INSTRUCTIONS TO FOLLOW: Format every line of the entries below as a JSON array of strings, one string per line, omitting blank lines and excluding the pictures.

%%

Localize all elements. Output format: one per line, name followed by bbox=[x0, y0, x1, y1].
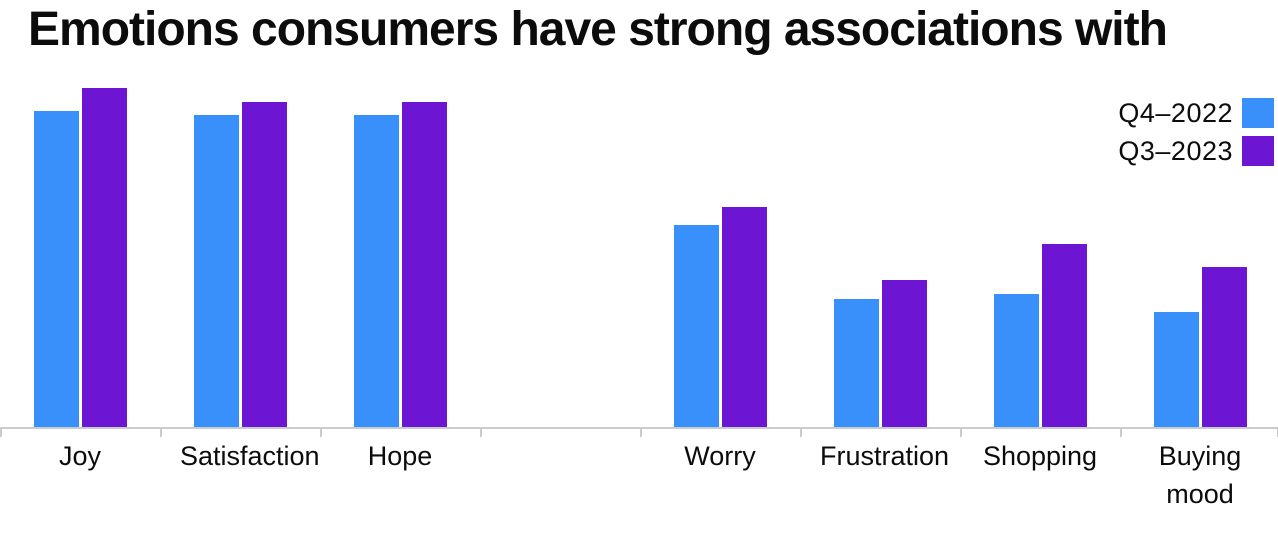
x-axis-tick bbox=[1276, 427, 1278, 437]
x-axis-tick bbox=[160, 427, 162, 437]
bar-q3-2023-joy bbox=[82, 88, 127, 427]
legend-label-q3-2023: Q3–2023 bbox=[1118, 135, 1233, 166]
x-label-frustration: Frustration bbox=[820, 441, 950, 471]
legend-item-q3-2023: Q3–2023 bbox=[1118, 136, 1274, 166]
bar-q4-2022-frustration bbox=[834, 299, 879, 427]
bar-q4-2022-buying-mood bbox=[1154, 312, 1199, 427]
bar-q3-2023-satisfaction bbox=[242, 102, 287, 427]
legend-item-q4-2022: Q4–2022 bbox=[1118, 98, 1274, 128]
bar-q4-2022-worry bbox=[674, 225, 719, 427]
bar-q4-2022-hope bbox=[354, 115, 399, 427]
x-axis-tick bbox=[320, 427, 322, 437]
x-label-buying-mood: Buying mood bbox=[1158, 441, 1242, 509]
bar-q3-2023-hope bbox=[402, 102, 447, 427]
chart-title: Emotions consumers have strong associati… bbox=[28, 3, 1168, 56]
x-axis-line bbox=[0, 427, 1278, 429]
x-axis-tick bbox=[800, 427, 802, 437]
x-axis-tick bbox=[1120, 427, 1122, 437]
bar-q4-2022-joy bbox=[34, 111, 79, 427]
x-axis-tick bbox=[960, 427, 962, 437]
x-label-joy: Joy bbox=[58, 441, 102, 471]
bar-q4-2022-shopping bbox=[994, 294, 1039, 427]
x-axis-tick bbox=[480, 427, 482, 437]
legend-swatch-q4-2022 bbox=[1242, 98, 1274, 128]
x-label-satisfaction: Satisfaction bbox=[180, 441, 320, 471]
bar-q3-2023-shopping bbox=[1042, 244, 1087, 427]
legend: Q4–2022 Q3–2023 bbox=[1118, 98, 1274, 166]
bar-q3-2023-buying-mood bbox=[1202, 267, 1247, 427]
legend-label-q4-2022: Q4–2022 bbox=[1118, 97, 1233, 128]
x-axis-tick bbox=[640, 427, 642, 437]
x-label-hope: Hope bbox=[367, 441, 433, 471]
x-label-shopping: Shopping bbox=[982, 441, 1098, 471]
bar-q4-2022-satisfaction bbox=[194, 115, 239, 427]
x-label-worry: Worry bbox=[684, 441, 756, 471]
legend-swatch-q3-2023 bbox=[1242, 136, 1274, 166]
bar-q3-2023-frustration bbox=[882, 280, 927, 427]
bar-q3-2023-worry bbox=[722, 207, 767, 427]
x-axis-tick bbox=[0, 427, 2, 437]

%%

RESPONSE BELOW:
[
  "Localize all elements. Output format: one per line, name followed by bbox=[x0, y0, x1, y1].",
  "x-axis-tick bbox=[1276, 427, 1278, 437]",
  "x-axis-tick bbox=[160, 427, 162, 437]",
  "bar-q3-2023-joy bbox=[82, 88, 127, 427]",
  "legend-label-q3-2023: Q3–2023 bbox=[1118, 135, 1233, 166]",
  "x-label-frustration: Frustration bbox=[820, 441, 950, 471]",
  "legend-item-q3-2023: Q3–2023 bbox=[1118, 136, 1274, 166]",
  "bar-q4-2022-frustration bbox=[834, 299, 879, 427]",
  "bar-q4-2022-buying-mood bbox=[1154, 312, 1199, 427]",
  "bar-q3-2023-satisfaction bbox=[242, 102, 287, 427]",
  "legend-item-q4-2022: Q4–2022 bbox=[1118, 98, 1274, 128]",
  "bar-q4-2022-worry bbox=[674, 225, 719, 427]",
  "bar-q4-2022-hope bbox=[354, 115, 399, 427]",
  "x-axis-tick bbox=[320, 427, 322, 437]",
  "x-label-buying-mood: Buying mood bbox=[1158, 441, 1242, 509]",
  "bar-q3-2023-hope bbox=[402, 102, 447, 427]",
  "chart-title: Emotions consumers have strong associati… bbox=[28, 3, 1168, 56]",
  "x-axis-line bbox=[0, 427, 1278, 429]",
  "x-axis-tick bbox=[800, 427, 802, 437]",
  "x-axis-tick bbox=[1120, 427, 1122, 437]",
  "bar-q4-2022-joy bbox=[34, 111, 79, 427]",
  "x-axis-tick bbox=[960, 427, 962, 437]",
  "x-label-joy: Joy bbox=[58, 441, 102, 471]",
  "bar-q4-2022-shopping bbox=[994, 294, 1039, 427]",
  "x-axis-tick bbox=[480, 427, 482, 437]",
  "legend-swatch-q4-2022 bbox=[1242, 98, 1274, 128]",
  "x-label-satisfaction: Satisfaction bbox=[180, 441, 320, 471]",
  "bar-q3-2023-shopping bbox=[1042, 244, 1087, 427]",
  "legend: Q4–2022 Q3–2023 bbox=[1118, 98, 1274, 166]",
  "bar-q3-2023-buying-mood bbox=[1202, 267, 1247, 427]",
  "legend-label-q4-2022: Q4–2022 bbox=[1118, 97, 1233, 128]",
  "x-axis-tick bbox=[640, 427, 642, 437]",
  "x-label-hope: Hope bbox=[367, 441, 433, 471]",
  "x-label-shopping: Shopping bbox=[982, 441, 1098, 471]",
  "bar-q4-2022-satisfaction bbox=[194, 115, 239, 427]",
  "x-label-worry: Worry bbox=[684, 441, 756, 471]",
  "legend-swatch-q3-2023 bbox=[1242, 136, 1274, 166]",
  "bar-q3-2023-frustration bbox=[882, 280, 927, 427]",
  "bar-q3-2023-worry bbox=[722, 207, 767, 427]",
  "x-axis-tick bbox=[0, 427, 2, 437]"
]